BEGIN Material for this task

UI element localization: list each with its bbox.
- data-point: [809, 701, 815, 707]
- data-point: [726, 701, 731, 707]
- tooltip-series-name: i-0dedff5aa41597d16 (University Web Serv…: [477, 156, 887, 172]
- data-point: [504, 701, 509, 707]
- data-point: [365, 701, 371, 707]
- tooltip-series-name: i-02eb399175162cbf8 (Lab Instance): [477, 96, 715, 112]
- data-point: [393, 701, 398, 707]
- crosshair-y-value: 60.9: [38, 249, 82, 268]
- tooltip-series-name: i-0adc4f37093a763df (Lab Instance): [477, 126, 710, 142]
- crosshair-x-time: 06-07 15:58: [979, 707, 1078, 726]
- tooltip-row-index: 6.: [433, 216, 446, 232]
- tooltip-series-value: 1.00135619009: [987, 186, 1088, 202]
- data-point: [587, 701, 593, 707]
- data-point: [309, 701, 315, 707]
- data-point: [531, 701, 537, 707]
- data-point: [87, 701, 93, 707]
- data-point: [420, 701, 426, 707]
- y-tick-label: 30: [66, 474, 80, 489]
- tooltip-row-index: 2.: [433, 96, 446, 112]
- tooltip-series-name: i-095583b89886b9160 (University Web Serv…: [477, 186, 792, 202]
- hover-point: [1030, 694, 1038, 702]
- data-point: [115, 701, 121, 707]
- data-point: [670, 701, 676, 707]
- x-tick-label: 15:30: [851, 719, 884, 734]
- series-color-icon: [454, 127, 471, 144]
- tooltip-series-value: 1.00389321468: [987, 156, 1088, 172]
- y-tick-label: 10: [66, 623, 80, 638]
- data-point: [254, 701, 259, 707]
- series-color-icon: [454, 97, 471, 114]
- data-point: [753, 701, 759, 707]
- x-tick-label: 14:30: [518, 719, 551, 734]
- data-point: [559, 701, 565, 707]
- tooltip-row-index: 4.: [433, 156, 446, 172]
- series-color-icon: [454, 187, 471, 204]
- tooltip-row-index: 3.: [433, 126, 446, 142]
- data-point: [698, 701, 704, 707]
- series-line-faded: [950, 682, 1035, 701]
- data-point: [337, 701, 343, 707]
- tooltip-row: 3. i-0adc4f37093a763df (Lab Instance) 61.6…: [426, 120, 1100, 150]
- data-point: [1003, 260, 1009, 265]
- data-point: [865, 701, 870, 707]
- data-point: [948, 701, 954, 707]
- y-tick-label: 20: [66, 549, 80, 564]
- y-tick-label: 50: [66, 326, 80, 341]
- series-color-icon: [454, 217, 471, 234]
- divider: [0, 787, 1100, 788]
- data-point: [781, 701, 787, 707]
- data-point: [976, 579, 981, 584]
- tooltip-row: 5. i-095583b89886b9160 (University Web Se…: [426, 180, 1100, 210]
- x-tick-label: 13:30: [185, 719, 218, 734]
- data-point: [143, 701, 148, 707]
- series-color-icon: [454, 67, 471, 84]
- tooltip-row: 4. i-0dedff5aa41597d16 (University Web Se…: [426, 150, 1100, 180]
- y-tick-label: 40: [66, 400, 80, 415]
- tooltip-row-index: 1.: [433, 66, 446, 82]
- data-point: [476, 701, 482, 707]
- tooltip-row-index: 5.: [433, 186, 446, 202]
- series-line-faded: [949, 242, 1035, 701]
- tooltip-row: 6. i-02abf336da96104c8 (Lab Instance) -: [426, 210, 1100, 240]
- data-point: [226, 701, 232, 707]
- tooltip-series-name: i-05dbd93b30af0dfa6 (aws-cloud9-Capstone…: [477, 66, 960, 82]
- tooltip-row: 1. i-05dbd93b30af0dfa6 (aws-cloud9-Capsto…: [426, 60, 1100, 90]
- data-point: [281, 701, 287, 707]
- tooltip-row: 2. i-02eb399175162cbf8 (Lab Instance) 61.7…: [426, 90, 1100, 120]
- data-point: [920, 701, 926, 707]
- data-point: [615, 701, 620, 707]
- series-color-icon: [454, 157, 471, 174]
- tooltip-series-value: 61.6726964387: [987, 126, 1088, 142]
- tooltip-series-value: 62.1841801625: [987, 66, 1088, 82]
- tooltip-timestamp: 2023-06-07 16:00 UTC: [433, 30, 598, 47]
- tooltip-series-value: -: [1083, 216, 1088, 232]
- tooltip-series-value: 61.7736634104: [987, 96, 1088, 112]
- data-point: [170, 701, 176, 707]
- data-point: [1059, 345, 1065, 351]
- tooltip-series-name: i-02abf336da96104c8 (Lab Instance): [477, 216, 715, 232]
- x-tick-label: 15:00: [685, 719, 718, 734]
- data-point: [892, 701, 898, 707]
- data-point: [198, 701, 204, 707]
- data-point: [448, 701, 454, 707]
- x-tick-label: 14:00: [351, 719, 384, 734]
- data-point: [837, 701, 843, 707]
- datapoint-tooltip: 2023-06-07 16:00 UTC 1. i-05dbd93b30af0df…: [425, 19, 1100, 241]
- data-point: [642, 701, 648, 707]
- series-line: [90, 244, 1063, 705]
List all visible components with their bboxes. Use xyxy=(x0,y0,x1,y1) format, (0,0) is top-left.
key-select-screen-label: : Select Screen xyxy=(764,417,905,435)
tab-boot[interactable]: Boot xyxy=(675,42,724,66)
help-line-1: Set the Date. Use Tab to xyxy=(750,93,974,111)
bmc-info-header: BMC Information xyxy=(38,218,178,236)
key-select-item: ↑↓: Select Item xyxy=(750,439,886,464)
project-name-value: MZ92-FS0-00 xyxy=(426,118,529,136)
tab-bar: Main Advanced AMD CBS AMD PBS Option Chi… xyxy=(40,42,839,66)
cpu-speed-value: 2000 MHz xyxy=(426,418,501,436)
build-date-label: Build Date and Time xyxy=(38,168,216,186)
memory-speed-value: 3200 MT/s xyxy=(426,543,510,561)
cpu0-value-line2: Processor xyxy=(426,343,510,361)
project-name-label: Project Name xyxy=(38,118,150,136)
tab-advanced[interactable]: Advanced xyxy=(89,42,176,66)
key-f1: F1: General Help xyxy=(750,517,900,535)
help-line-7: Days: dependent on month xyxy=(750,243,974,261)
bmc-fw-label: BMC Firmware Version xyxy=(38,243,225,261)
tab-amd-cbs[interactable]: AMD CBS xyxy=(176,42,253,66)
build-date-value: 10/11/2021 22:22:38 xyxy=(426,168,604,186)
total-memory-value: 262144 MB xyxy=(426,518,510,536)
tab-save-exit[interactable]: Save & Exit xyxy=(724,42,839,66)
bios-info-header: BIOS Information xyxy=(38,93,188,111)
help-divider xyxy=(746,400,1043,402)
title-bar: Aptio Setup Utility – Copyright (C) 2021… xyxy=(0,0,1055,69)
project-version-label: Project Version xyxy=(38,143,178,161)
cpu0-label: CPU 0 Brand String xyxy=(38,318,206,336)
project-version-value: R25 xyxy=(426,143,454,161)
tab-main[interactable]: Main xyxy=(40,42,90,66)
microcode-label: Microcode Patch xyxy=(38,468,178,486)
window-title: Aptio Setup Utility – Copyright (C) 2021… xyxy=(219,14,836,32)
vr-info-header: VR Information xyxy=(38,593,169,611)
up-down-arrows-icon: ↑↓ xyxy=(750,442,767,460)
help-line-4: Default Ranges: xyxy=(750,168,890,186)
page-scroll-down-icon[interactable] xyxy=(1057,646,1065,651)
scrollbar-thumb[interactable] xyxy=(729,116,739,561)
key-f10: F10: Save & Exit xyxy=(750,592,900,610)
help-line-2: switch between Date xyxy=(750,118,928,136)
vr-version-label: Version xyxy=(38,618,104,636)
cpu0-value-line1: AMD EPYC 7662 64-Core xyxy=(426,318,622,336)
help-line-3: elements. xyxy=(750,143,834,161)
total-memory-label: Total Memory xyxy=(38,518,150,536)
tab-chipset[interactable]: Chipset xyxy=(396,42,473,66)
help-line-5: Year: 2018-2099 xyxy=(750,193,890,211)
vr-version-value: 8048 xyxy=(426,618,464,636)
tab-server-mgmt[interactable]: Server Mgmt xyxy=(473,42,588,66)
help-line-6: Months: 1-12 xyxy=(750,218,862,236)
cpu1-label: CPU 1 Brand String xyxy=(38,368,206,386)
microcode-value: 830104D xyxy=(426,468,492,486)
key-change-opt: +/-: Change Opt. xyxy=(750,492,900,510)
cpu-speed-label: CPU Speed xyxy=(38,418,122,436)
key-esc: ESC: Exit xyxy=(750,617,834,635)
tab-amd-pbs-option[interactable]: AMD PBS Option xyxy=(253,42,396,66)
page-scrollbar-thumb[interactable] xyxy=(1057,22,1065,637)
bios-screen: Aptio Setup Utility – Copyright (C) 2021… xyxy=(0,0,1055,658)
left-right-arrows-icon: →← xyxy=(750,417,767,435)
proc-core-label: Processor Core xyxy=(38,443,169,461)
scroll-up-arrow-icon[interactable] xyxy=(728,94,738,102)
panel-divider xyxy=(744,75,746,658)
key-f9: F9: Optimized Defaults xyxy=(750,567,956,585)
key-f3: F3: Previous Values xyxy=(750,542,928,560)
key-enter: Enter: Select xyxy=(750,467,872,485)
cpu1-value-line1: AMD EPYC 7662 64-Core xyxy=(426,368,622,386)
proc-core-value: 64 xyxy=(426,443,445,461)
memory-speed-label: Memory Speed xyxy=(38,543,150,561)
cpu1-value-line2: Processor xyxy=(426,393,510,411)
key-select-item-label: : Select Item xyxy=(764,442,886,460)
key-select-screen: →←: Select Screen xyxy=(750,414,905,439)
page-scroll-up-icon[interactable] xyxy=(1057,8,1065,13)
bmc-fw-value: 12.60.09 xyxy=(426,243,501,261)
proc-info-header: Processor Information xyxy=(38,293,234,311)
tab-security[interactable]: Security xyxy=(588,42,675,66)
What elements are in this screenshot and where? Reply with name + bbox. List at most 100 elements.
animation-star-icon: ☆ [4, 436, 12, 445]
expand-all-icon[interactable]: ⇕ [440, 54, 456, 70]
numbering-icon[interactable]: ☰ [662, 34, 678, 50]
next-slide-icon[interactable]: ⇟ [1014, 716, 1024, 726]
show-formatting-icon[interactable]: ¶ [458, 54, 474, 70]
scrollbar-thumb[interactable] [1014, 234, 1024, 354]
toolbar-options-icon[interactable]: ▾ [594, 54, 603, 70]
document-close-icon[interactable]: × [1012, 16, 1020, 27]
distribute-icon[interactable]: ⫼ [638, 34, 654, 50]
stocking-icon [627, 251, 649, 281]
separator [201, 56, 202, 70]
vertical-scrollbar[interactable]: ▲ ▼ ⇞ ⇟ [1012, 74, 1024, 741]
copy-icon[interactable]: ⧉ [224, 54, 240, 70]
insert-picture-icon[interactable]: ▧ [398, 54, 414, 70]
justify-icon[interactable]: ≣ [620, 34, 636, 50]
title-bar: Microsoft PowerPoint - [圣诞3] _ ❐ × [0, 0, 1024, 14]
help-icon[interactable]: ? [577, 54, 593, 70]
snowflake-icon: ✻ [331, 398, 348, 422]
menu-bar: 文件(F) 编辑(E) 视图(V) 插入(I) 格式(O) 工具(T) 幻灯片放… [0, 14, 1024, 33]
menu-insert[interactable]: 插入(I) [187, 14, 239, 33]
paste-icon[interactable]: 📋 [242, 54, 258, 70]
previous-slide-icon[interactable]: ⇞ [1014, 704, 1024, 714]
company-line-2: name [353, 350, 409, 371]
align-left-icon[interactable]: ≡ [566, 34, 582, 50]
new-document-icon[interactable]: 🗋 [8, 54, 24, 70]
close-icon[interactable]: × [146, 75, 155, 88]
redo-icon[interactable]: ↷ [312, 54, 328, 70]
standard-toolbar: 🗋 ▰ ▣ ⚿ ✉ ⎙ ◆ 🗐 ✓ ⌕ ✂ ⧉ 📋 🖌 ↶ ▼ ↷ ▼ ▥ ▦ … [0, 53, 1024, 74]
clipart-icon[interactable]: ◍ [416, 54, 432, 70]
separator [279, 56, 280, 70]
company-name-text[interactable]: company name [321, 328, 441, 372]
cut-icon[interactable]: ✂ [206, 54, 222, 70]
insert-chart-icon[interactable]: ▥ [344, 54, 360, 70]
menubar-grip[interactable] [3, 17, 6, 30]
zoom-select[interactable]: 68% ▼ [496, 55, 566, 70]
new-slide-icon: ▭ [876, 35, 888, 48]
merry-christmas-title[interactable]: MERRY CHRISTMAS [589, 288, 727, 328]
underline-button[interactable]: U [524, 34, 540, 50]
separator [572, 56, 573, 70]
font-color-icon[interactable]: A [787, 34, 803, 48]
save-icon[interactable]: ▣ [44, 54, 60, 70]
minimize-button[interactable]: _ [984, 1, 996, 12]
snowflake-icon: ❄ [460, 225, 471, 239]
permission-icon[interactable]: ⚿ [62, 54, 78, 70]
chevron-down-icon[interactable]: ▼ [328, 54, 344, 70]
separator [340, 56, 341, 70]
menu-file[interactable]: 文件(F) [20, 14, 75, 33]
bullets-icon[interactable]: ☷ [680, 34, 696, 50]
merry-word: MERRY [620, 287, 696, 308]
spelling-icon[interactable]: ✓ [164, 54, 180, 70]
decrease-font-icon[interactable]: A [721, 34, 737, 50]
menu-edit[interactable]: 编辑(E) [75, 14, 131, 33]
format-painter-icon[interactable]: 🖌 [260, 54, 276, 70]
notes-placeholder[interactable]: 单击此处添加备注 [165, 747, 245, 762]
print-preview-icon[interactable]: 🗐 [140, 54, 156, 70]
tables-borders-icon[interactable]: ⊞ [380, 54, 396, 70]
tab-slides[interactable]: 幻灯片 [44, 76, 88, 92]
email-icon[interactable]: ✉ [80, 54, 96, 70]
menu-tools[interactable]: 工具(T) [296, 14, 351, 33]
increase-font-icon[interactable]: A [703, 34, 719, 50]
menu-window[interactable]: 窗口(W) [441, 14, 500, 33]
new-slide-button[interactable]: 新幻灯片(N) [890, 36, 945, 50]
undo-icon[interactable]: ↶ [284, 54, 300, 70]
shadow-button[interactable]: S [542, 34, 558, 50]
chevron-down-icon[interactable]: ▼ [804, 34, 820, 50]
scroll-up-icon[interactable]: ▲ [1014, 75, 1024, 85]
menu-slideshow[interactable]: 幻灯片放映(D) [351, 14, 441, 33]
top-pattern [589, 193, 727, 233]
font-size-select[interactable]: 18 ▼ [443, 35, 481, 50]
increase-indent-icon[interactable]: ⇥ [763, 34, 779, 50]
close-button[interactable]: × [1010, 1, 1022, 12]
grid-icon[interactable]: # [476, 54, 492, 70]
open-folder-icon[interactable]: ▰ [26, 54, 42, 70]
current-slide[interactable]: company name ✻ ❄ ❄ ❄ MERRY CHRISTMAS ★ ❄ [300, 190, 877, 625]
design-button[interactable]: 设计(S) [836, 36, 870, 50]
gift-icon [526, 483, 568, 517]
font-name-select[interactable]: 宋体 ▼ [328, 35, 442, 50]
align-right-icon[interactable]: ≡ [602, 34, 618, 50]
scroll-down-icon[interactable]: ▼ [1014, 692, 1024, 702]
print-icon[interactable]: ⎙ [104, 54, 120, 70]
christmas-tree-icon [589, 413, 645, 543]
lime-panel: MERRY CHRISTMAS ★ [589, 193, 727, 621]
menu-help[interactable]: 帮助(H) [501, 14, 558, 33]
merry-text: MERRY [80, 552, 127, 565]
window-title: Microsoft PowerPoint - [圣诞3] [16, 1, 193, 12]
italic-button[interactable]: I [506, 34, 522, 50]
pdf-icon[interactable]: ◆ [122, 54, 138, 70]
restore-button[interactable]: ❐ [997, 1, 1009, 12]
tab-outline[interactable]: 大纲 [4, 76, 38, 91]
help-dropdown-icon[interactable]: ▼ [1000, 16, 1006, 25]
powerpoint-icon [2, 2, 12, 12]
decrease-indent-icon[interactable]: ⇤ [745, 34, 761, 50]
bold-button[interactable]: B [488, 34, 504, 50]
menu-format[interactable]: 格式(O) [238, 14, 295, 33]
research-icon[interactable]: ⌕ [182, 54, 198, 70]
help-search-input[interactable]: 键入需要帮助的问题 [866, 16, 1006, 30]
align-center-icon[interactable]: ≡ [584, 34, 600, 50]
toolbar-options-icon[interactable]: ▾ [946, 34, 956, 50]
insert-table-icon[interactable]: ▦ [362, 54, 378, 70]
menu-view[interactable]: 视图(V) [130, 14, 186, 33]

END Material for this task

Written instruction: Repeat the material from its first line through the line that contains "- data-point: [337, 701, 343, 707]", both ends included, with each line unchanged.

Solved problem:
UI element localization: list each with its bbox.
- data-point: [809, 701, 815, 707]
- data-point: [726, 701, 731, 707]
- tooltip-series-name: i-0dedff5aa41597d16 (University Web Serv…: [477, 156, 887, 172]
- data-point: [504, 701, 509, 707]
- data-point: [365, 701, 371, 707]
- tooltip-series-name: i-02eb399175162cbf8 (Lab Instance): [477, 96, 715, 112]
- data-point: [393, 701, 398, 707]
- crosshair-y-value: 60.9: [38, 249, 82, 268]
- tooltip-series-name: i-0adc4f37093a763df (Lab Instance): [477, 126, 710, 142]
- crosshair-x-time: 06-07 15:58: [979, 707, 1078, 726]
- tooltip-row-index: 6.: [433, 216, 446, 232]
- tooltip-series-value: 1.00135619009: [987, 186, 1088, 202]
- data-point: [587, 701, 593, 707]
- data-point: [309, 701, 315, 707]
- data-point: [531, 701, 537, 707]
- data-point: [87, 701, 93, 707]
- data-point: [420, 701, 426, 707]
- y-tick-label: 30: [66, 474, 80, 489]
- tooltip-row-index: 2.: [433, 96, 446, 112]
- tooltip-series-name: i-095583b89886b9160 (University Web Serv…: [477, 186, 792, 202]
- hover-point: [1030, 694, 1038, 702]
- data-point: [115, 701, 121, 707]
- data-point: [670, 701, 676, 707]
- x-tick-label: 15:30: [851, 719, 884, 734]
- series-color-icon: [454, 127, 471, 144]
- tooltip-series-value: 1.00389321468: [987, 156, 1088, 172]
- y-tick-label: 10: [66, 623, 80, 638]
- data-point: [254, 701, 259, 707]
- series-color-icon: [454, 97, 471, 114]
- data-point: [753, 701, 759, 707]
- x-tick-label: 14:30: [518, 719, 551, 734]
- data-point: [559, 701, 565, 707]
- tooltip-row-index: 4.: [433, 156, 446, 172]
- series-color-icon: [454, 187, 471, 204]
- tooltip-row-index: 3.: [433, 126, 446, 142]
- data-point: [698, 701, 704, 707]
- series-line-faded: [950, 682, 1035, 701]
- data-point: [337, 701, 343, 707]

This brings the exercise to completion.